Records ->
***

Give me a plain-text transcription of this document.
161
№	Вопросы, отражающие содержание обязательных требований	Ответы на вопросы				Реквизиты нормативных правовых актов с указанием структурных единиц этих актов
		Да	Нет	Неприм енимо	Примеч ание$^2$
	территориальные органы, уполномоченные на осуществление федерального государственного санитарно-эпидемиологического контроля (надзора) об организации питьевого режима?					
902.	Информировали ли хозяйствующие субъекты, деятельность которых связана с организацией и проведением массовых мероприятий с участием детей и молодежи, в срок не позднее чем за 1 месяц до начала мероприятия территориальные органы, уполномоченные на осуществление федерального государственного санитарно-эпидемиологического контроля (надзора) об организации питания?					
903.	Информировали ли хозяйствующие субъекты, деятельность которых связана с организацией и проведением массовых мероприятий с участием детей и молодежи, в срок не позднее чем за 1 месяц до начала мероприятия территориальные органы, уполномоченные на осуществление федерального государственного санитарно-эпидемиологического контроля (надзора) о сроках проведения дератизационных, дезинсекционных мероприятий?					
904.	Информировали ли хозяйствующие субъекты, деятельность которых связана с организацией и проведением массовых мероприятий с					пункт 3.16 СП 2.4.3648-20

***

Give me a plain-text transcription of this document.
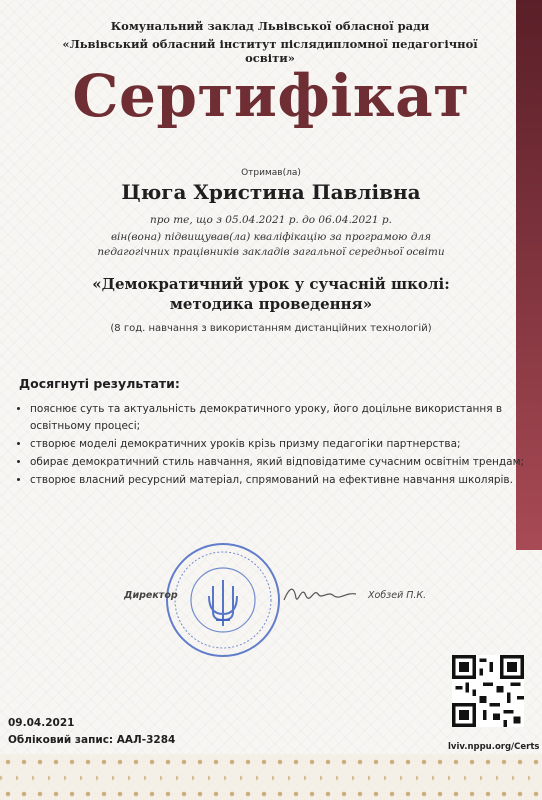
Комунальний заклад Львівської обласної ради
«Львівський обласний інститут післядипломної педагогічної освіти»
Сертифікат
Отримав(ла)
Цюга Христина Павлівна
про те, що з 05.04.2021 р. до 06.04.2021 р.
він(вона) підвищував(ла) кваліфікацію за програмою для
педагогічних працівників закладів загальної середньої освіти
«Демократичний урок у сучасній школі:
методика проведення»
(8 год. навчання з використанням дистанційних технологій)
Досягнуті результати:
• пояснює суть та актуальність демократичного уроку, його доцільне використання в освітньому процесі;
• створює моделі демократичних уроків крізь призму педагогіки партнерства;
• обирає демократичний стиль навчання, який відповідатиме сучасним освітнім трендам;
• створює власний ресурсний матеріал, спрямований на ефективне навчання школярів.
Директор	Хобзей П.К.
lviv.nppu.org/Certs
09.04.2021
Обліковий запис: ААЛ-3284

***

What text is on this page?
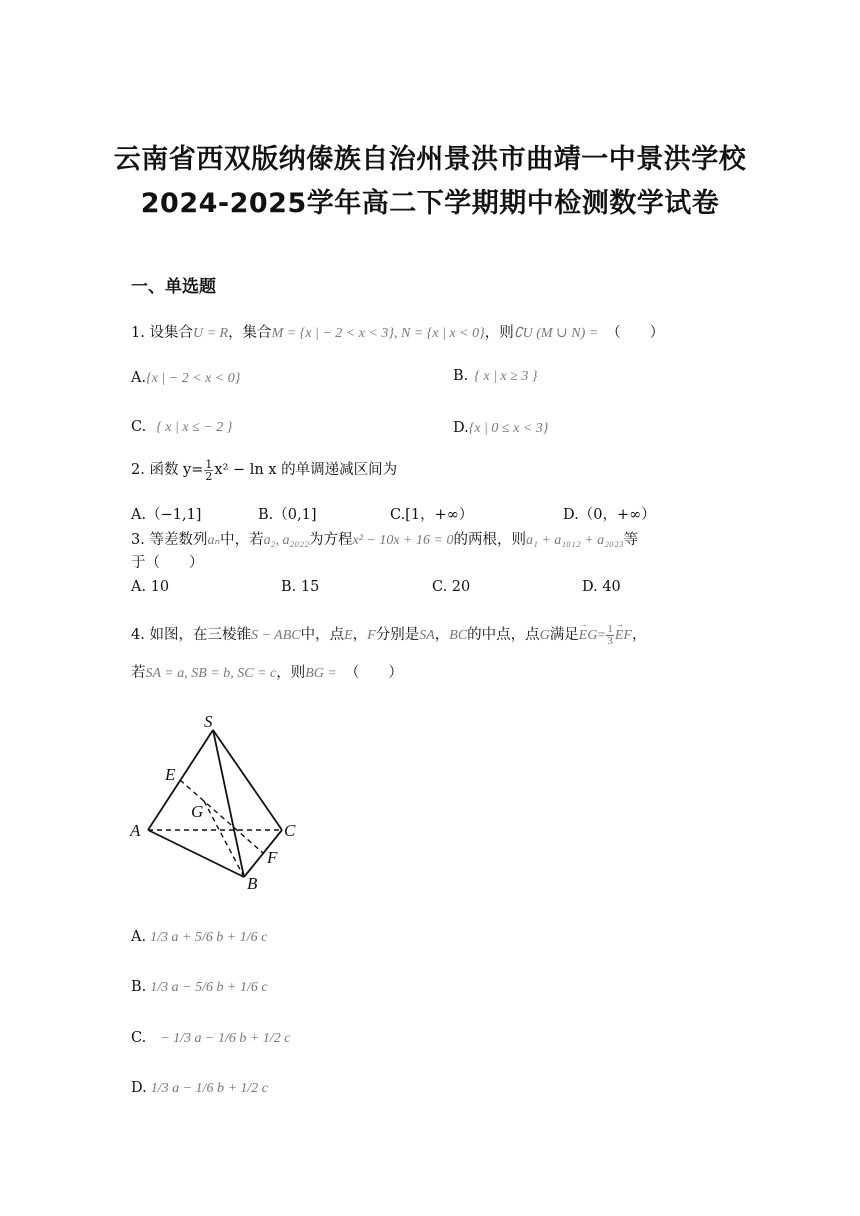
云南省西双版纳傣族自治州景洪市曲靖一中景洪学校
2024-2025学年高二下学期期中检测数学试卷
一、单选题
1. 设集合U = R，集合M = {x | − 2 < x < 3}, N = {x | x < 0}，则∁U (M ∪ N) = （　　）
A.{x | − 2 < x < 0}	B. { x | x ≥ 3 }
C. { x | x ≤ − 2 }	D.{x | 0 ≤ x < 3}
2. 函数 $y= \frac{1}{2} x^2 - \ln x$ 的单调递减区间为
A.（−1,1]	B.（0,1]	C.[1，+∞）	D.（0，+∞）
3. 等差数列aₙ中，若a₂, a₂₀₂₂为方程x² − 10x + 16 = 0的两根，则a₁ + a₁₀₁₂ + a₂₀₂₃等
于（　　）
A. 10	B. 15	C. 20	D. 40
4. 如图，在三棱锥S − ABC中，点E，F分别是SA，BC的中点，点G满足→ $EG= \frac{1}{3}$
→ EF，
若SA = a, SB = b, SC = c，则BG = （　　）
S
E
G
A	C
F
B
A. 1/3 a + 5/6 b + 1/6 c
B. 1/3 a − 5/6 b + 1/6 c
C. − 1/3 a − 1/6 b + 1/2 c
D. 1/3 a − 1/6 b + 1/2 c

***

Set problem ->
Scan the listing above for the word "створює" and show each line where it is found.

Reply to the task ->
• створює моделі демократичних уроків крізь призму педагогіки партнерства;
• створює власний ресурсний матеріал, спрямований на ефективне навчання школярів.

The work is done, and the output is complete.